**AIM**
Copy each line in which the string "eeafj" occurs.
#### SUPPLIED RECORDS
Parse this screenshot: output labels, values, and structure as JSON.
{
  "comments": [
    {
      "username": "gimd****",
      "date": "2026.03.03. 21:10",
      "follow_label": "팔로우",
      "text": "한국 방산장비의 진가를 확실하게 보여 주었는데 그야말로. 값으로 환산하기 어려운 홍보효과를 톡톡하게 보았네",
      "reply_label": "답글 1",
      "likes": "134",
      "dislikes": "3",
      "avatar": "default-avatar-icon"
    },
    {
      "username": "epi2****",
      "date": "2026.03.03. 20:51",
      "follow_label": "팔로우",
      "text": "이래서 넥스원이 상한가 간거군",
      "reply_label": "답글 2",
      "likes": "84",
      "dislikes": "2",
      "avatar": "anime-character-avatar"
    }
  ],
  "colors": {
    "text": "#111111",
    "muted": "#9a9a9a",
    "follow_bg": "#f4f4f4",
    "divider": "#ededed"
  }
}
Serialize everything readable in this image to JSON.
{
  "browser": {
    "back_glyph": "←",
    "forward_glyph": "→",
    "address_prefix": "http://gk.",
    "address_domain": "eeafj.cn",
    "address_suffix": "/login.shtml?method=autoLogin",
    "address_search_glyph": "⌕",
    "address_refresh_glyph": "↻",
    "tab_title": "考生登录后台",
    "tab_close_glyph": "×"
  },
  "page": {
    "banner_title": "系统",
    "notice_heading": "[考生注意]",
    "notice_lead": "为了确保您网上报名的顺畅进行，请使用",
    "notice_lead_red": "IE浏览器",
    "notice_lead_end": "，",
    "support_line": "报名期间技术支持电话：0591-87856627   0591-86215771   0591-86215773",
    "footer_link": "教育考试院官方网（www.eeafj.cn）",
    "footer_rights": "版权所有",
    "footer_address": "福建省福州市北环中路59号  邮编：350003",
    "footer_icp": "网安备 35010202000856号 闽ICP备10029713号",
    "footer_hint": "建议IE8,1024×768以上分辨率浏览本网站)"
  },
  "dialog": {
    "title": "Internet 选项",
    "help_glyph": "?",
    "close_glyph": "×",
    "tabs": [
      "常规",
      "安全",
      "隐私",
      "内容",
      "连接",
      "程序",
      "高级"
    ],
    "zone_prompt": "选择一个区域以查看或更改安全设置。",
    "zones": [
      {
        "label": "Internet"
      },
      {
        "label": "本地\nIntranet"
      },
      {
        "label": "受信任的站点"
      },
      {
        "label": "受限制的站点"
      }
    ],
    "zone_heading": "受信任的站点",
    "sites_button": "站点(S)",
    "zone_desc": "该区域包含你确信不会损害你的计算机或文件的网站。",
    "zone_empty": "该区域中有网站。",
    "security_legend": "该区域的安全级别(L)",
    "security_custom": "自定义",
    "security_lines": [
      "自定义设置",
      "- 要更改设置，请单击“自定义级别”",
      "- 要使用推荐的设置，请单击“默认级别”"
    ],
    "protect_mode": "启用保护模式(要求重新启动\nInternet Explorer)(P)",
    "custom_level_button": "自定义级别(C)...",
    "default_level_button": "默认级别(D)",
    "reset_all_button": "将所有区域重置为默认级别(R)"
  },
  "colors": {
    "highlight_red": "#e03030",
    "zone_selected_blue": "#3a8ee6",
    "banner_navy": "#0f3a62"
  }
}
########
**THE RESULT**
    "address_domain": "eeafj.cn",
    "footer_link": "教育考试院官方网（www.eeafj.cn）",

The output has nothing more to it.